§ Trecho:
┌────────
Ela diz que a mídia cidadã foi mais um registro instantâneo de um evento do que um substituto do fotojornalismo qualificado. Diz ainda: “A maior parte da cobertura amadora denota a falta da verdadeira interpretação inteligente de como é estar lá.”

O Sharek, serviço de mídia cidadã da Al-Jazeera, recebeu cerca de mil vídeos de câmeras-fone durante a revolta egípcia contra Hosni Mubarak.

Riyaad Minty, diretor de mídia social, disse: “Em lugares como a Líbia, Iêmen e Síria, cidadãos postando online têm sido a principal lente através do qual as pessoas têm sido capazes de ver o que está acontecendo em terra firme.

Agora, nossas matérias mais importantes têm girado em torno de imagens captadas por cidadãos nas ruas. Não são mais apenas imagens de apoio. Na maioria dos casos, as pessoas capturam os furos de reportagem primeiro. A Primavera Árabe foi realmente o momento derradeiro, quando tudo aconteceu ao mesmo tempo.

Turi Munthe, fundador do serviço de jornalismo cidadão Demotix, disse que houve uma mudança cultural na grande mídia.

“As principais emissoras de tv estão abandonando seu modo padrão para usar as câmeras-fone porque as imagens soam muito mais autênticas. Em quase todas as imagens da Praça Tahrir há pessoas acenando câmeras-fone.
└────────
§ Instrução dada A: Segundo o trecho sobre mídia cidadã, quantos vídeos de câmeras-fone o Sharek recebeu durante a revolta egípcia contra Hosni Mubarak?
§ Instrução dada B: Prossiga o trecho sobre mídia cidadã a partir do ponto em que ele termina.
Os itens não entram em nada do que é pedido aqui.

§ Listagem:
┌────────
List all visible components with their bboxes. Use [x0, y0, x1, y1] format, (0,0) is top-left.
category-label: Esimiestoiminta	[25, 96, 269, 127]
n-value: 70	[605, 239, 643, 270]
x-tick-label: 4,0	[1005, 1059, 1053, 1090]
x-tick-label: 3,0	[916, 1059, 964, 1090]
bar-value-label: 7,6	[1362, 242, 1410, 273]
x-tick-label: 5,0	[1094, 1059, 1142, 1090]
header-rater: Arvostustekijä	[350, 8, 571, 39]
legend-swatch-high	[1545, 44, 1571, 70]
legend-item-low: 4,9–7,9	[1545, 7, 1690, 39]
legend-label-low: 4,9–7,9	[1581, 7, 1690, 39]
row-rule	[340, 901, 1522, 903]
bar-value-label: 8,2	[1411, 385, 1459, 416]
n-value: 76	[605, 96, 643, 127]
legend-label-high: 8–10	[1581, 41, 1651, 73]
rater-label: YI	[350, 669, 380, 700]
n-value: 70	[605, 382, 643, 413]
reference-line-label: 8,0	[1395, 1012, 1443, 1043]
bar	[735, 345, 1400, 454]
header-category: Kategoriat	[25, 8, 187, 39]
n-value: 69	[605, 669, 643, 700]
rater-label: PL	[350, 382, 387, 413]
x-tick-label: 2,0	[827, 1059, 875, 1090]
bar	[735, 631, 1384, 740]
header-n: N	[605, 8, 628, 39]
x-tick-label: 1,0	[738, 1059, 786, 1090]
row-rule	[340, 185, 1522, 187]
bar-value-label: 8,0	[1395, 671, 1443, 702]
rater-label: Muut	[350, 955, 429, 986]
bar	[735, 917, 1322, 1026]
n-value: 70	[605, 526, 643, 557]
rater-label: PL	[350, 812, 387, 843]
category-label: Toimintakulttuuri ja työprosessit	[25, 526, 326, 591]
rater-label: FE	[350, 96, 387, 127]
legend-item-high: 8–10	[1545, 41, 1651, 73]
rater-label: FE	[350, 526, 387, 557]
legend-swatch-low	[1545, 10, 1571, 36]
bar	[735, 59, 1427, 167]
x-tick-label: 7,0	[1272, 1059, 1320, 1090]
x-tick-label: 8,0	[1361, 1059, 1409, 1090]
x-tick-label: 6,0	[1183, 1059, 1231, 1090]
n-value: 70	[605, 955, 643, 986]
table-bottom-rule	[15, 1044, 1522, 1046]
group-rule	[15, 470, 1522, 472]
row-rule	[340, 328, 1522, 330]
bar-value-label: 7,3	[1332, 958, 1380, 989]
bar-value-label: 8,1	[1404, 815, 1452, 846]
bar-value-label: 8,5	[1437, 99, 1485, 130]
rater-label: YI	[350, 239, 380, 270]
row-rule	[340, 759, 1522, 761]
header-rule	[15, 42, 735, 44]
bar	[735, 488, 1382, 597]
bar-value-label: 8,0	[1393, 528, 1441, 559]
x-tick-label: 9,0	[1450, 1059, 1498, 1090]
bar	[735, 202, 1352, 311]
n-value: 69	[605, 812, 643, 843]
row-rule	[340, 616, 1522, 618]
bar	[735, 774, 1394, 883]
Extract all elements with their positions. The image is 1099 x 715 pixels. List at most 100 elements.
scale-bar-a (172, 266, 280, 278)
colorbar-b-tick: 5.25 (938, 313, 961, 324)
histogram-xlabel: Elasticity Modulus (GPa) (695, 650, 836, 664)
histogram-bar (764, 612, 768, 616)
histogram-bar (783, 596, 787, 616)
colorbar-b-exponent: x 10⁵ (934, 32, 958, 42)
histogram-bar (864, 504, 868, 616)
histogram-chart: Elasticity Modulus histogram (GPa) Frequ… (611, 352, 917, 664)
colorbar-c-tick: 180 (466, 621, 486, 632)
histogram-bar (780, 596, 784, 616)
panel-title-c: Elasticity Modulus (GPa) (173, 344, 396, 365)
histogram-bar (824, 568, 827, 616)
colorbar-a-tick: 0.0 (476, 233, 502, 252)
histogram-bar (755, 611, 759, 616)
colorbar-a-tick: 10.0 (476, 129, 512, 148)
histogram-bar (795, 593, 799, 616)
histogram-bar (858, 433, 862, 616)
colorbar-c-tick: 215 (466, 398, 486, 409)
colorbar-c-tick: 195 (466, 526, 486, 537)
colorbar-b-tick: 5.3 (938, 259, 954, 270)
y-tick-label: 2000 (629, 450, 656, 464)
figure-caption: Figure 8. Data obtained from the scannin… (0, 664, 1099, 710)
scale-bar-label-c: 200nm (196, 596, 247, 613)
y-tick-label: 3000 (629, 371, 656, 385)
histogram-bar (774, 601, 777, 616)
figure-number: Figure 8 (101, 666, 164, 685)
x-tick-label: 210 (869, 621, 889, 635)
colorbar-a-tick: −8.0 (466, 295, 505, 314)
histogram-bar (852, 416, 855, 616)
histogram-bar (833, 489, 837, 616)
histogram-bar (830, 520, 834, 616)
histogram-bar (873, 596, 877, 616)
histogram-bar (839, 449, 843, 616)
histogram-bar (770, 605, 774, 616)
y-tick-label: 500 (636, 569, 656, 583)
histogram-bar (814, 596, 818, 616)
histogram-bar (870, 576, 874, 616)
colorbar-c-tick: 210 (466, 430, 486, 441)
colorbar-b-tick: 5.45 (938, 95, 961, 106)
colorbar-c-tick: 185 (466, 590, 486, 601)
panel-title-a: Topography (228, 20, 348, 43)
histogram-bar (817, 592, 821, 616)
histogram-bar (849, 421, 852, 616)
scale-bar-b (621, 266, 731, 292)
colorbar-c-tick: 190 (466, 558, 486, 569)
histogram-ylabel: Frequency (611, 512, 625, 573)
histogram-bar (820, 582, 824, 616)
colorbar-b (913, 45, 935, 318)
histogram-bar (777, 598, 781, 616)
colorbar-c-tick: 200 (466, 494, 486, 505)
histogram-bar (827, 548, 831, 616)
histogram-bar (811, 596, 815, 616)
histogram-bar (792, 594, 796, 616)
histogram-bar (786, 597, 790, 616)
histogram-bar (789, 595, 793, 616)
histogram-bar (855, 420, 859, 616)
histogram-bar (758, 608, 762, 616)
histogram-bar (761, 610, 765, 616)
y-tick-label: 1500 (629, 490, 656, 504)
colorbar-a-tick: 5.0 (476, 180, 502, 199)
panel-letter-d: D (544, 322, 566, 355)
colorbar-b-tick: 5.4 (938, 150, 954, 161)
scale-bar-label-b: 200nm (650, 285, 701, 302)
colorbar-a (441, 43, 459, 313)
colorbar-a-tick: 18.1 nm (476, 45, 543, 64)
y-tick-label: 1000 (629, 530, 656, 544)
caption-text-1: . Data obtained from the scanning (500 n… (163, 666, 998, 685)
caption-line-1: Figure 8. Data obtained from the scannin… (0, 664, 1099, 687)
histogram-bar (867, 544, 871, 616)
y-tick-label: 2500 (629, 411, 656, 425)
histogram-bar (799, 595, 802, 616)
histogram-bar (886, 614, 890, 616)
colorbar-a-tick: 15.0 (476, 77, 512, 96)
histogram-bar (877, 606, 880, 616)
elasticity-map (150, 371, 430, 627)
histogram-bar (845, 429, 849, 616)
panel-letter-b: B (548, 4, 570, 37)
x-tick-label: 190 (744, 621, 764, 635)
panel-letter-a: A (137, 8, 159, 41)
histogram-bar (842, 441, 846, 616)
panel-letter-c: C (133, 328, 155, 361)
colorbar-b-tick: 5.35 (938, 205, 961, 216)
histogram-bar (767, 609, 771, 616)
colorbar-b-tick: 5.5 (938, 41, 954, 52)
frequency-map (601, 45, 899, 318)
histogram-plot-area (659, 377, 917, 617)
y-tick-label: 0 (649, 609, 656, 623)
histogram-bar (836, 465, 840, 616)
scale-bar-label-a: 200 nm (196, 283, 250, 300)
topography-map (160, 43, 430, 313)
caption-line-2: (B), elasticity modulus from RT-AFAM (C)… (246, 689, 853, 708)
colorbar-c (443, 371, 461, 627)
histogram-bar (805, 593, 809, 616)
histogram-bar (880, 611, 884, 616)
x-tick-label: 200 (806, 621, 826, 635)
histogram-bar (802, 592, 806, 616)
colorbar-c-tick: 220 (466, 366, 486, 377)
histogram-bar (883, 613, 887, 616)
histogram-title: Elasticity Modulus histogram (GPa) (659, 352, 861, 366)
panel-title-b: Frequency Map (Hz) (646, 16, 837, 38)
└────────
§ Resposta à tarefa A: Cerca de mil vídeos.

§ Resposta à tarefa B:
“Globalmente, nossos números de vendas este ano subiram 250%. Você precisa desse tipo de cobertura global com dezenas de pessoas na Tunísia e no Egito e na Líbia ou em Nova York e Portland e Londres. Isso reflete a amplitude e a profundidade da cobertura da Primavera Árabe e do movimento Occupy.

“Tivemos cerca de mil colaboradores nos enviando imagens do norte da África. No Egito, havia um sentimento de que a guerra estava sendo travada em duas frentes — a guerra contra Mubarak e a campanha para espalhar a revolta em toda a mídia.”

Munthe diz que o acervo fotográfico da Corbis começou a aceitar imagens tiradas a partir de câmeras-fone. “Não se trata apenas de agências de notícias procurando um registro imediato, mas também de revistas à procura de imagens que resistam ao teste do tempo.”

Faris Couri, editor-chefe da BBC Árabe, diz ter visto um aumento de quatro vezes no uso de imagens e vídeos gerados por usuários. O material levou a investigações, por exemplo, quando um tanque apareceu atirando contra uma escola no início da revolução egípcia. Jornalistas descobriram que havia prisioneiros fugitivos escondidos no prédio.

Ele diz: “Nas raras ocasiões onde jornalistas tiveram acesso à Síria, eles foram acompanhados pelas autoridades, de modo que o conteúdo irrestrito dos usuários acabava equilibrando as coberturas. Durante o último ano isso virou regra. As pessoas perceberam que a situação exigia isso, pois era impossível confiar nos profissionais.”

Dr. Rasha Abdulla, professor associado e diretor de jornalismo e comunicação de massa da Universidade Americana no Cairo, disse que uma sinergia se desenvolveu entre jornalistas cidadãos e a mídia de massa.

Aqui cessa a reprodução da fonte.